EXERCISE | From the records below, give the number of lines that contain the string "manqués", without any other text.

EXERCISE INPUT |

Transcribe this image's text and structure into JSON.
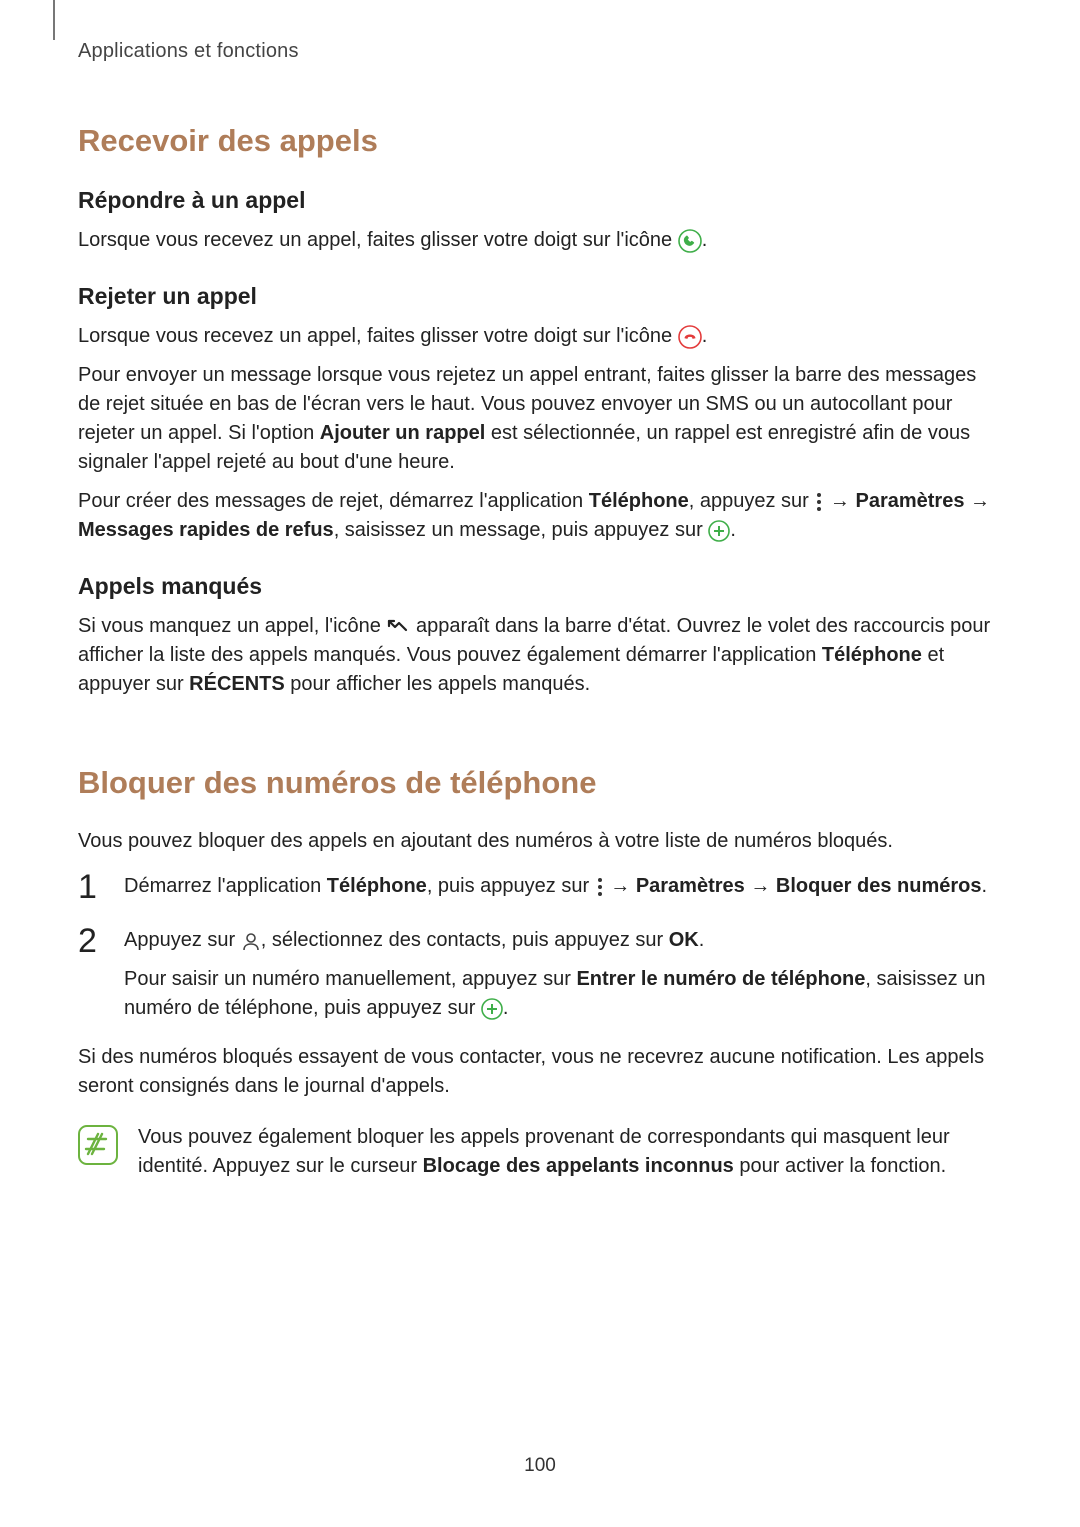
{
  "chapter": "Applications et fonctions",
  "section1": {
    "title": "Recevoir des appels",
    "sub1": {
      "title": "Répondre à un appel",
      "p1a": "Lorsque vous recevez un appel, faites glisser votre doigt sur l'icône ",
      "p1b": "."
    },
    "sub2": {
      "title": "Rejeter un appel",
      "p1a": "Lorsque vous recevez un appel, faites glisser votre doigt sur l'icône ",
      "p1b": ".",
      "p2a": "Pour envoyer un message lorsque vous rejetez un appel entrant, faites glisser la barre des messages de rejet située en bas de l'écran vers le haut. Vous pouvez envoyer un SMS ou un autocollant pour rejeter un appel. Si l'option ",
      "p2b": "Ajouter un rappel",
      "p2c": " est sélectionnée, un rappel est enregistré afin de vous signaler l'appel rejeté au bout d'une heure.",
      "p3a": "Pour créer des messages de rejet, démarrez l'application ",
      "p3b": "Téléphone",
      "p3c": ", appuyez sur ",
      "p3d": " → ",
      "p3e": "Paramètres",
      "p3f": " → ",
      "p3g": "Messages rapides de refus",
      "p3h": ", saisissez un message, puis appuyez sur ",
      "p3i": "."
    },
    "sub3": {
      "title": "Appels manqués",
      "p1a": "Si vous manquez un appel, l'icône ",
      "p1b": " apparaît dans la barre d'état. Ouvrez le volet des raccourcis pour afficher la liste des appels manqués. Vous pouvez également démarrer l'application ",
      "p1c": "Téléphone",
      "p1d": " et appuyer sur ",
      "p1e": "RÉCENTS",
      "p1f": " pour afficher les appels manqués."
    }
  },
  "section2": {
    "title": "Bloquer des numéros de téléphone",
    "p1": "Vous pouvez bloquer des appels en ajoutant des numéros à votre liste de numéros bloqués.",
    "step1": {
      "num": "1",
      "a": "Démarrez l'application ",
      "b": "Téléphone",
      "c": ", puis appuyez sur ",
      "d": " → ",
      "e": "Paramètres",
      "f": " → ",
      "g": "Bloquer des numéros",
      "h": "."
    },
    "step2": {
      "num": "2",
      "a": "Appuyez sur ",
      "b": ", sélectionnez des contacts, puis appuyez sur ",
      "c": "OK",
      "d": ".",
      "p2a": "Pour saisir un numéro manuellement, appuyez sur ",
      "p2b": "Entrer le numéro de téléphone",
      "p2c": ", saisissez un numéro de téléphone, puis appuyez sur ",
      "p2d": "."
    },
    "p2": "Si des numéros bloqués essayent de vous contacter, vous ne recevrez aucune notification. Les appels seront consignés dans le journal d'appels.",
    "note": {
      "a": "Vous pouvez également bloquer les appels provenant de correspondants qui masquent leur identité. Appuyez sur le curseur ",
      "b": "Blocage des appelants inconnus",
      "c": " pour activer la fonction."
    }
  },
  "page_number": "100"
}
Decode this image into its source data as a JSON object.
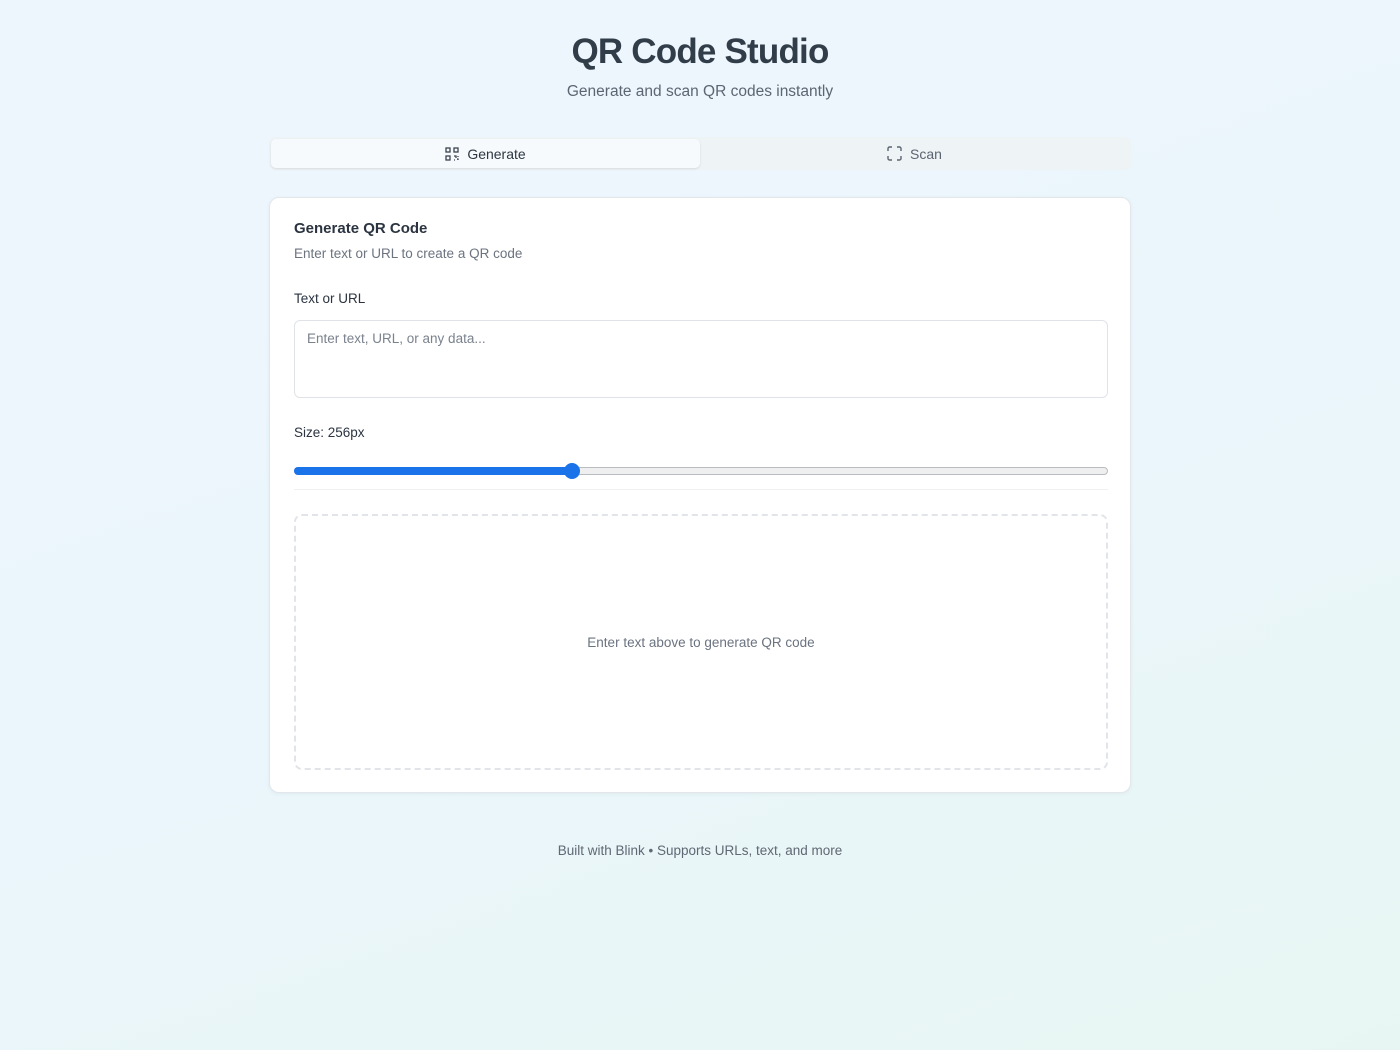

TASK OUTPUT | 3